*Written request*:
Every line of the data that contains the string "title" must be copied.

---------- Data lines

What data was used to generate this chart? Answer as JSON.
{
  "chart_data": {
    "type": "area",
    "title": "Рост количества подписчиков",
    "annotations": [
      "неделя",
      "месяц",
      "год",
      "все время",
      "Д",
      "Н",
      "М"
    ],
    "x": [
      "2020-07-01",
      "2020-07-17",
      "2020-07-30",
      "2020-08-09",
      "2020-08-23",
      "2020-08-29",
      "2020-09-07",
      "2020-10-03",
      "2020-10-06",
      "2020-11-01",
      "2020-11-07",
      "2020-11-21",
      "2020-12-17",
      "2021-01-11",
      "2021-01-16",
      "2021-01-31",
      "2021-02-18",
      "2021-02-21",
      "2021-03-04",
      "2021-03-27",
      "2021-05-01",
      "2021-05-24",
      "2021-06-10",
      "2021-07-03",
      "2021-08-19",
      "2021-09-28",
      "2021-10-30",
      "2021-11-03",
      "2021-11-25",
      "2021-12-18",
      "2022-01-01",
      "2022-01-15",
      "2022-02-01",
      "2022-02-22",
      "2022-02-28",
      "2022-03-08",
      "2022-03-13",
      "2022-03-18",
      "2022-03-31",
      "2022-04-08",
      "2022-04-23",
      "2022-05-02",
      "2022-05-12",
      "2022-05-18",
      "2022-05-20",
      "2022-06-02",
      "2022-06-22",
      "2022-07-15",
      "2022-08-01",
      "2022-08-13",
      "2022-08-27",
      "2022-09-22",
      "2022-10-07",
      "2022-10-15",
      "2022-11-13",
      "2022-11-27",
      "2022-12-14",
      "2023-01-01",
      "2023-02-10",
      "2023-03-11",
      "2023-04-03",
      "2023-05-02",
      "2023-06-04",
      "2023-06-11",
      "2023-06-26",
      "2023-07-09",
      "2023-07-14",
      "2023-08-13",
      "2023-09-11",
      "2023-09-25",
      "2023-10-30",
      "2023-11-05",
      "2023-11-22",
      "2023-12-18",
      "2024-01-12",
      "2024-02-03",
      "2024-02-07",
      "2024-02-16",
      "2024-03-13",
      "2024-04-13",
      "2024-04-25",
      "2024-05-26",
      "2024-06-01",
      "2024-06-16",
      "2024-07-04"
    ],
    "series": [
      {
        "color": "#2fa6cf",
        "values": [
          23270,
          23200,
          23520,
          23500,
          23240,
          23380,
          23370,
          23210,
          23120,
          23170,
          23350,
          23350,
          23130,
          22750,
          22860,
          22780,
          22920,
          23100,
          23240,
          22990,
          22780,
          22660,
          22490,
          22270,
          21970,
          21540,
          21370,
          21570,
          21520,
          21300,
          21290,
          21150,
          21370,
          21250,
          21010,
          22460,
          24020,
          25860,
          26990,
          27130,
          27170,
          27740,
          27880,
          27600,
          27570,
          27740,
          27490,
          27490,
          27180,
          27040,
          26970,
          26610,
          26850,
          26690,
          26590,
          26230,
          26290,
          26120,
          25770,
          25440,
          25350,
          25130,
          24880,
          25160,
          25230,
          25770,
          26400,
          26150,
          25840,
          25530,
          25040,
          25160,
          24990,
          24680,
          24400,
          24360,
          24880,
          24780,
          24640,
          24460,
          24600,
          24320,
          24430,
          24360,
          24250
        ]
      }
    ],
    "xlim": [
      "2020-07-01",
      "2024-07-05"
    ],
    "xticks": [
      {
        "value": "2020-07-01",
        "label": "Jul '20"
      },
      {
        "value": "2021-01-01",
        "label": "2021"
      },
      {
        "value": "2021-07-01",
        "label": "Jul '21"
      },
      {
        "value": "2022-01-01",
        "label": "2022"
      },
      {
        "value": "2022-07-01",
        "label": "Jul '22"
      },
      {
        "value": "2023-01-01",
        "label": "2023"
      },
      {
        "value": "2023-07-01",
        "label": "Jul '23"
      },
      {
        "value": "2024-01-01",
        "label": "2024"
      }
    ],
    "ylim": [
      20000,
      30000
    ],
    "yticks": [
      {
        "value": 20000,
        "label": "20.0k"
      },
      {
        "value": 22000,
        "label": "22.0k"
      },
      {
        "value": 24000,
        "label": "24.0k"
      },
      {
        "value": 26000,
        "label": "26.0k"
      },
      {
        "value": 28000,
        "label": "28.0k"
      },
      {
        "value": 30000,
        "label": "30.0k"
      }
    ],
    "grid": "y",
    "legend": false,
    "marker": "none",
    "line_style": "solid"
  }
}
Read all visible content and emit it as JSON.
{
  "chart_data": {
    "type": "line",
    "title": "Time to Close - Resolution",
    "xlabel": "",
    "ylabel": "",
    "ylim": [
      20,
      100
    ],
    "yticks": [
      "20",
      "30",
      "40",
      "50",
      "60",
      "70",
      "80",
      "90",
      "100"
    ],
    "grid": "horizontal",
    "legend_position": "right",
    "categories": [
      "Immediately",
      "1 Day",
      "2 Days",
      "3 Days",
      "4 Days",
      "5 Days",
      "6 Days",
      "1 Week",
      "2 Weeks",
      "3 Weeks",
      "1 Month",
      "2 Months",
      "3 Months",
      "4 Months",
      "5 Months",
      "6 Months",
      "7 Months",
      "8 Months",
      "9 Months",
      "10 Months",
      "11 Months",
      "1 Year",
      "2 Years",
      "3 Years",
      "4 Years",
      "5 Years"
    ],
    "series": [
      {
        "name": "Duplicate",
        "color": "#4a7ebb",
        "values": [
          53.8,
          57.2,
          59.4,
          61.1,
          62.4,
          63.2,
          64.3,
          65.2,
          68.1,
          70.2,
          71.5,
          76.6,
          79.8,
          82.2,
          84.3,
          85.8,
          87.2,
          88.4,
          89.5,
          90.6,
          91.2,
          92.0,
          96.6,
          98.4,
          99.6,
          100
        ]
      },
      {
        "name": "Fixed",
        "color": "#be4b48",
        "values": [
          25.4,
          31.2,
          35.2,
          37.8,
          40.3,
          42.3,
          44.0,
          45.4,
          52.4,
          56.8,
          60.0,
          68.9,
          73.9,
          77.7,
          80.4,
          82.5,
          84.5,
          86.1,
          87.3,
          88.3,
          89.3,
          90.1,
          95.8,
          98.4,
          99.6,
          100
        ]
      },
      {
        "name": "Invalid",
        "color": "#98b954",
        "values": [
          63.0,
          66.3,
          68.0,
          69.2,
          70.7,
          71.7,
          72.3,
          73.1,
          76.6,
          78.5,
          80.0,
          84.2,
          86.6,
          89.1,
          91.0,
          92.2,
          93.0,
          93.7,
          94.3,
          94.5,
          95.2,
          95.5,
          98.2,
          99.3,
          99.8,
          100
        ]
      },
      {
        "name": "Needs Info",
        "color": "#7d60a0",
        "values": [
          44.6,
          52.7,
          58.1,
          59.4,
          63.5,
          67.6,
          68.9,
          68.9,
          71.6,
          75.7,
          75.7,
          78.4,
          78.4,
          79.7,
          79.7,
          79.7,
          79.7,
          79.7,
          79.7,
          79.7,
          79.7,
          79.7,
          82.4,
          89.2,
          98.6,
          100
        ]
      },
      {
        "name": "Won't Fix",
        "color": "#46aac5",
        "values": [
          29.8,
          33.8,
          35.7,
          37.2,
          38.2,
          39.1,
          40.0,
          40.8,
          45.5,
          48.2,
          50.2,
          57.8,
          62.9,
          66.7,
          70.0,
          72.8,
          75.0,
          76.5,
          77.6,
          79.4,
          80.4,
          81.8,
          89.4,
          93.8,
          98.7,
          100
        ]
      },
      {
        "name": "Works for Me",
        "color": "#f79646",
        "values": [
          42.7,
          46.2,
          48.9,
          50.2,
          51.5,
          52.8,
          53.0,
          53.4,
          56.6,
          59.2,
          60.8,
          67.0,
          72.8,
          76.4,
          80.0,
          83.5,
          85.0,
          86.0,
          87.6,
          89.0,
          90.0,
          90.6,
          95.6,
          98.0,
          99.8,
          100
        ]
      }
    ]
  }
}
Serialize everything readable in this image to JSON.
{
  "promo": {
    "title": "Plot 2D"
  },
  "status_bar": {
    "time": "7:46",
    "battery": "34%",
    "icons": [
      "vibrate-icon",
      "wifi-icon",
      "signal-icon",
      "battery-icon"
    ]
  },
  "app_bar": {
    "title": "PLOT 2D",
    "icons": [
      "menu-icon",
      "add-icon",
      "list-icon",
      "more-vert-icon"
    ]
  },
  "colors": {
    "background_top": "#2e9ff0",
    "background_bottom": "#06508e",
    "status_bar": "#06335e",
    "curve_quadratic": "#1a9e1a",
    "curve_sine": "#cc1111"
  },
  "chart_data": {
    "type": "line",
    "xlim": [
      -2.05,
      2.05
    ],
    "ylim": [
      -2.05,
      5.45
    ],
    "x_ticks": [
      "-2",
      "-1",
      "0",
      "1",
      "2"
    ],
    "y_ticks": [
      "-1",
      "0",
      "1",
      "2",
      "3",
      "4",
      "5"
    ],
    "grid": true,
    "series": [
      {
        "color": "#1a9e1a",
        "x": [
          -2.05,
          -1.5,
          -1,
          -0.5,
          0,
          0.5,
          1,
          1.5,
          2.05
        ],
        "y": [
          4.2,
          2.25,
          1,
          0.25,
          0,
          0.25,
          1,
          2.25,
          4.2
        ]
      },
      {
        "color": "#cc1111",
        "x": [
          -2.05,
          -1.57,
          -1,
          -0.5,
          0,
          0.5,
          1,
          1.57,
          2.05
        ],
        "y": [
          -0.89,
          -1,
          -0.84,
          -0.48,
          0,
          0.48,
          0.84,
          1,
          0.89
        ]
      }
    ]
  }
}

--------------------

*Result*:
    "title": "Рост количества подписчиков",
    "title": "Time to Close - Resolution",
    "title": "Plot 2D"
    "title": "PLOT 2D",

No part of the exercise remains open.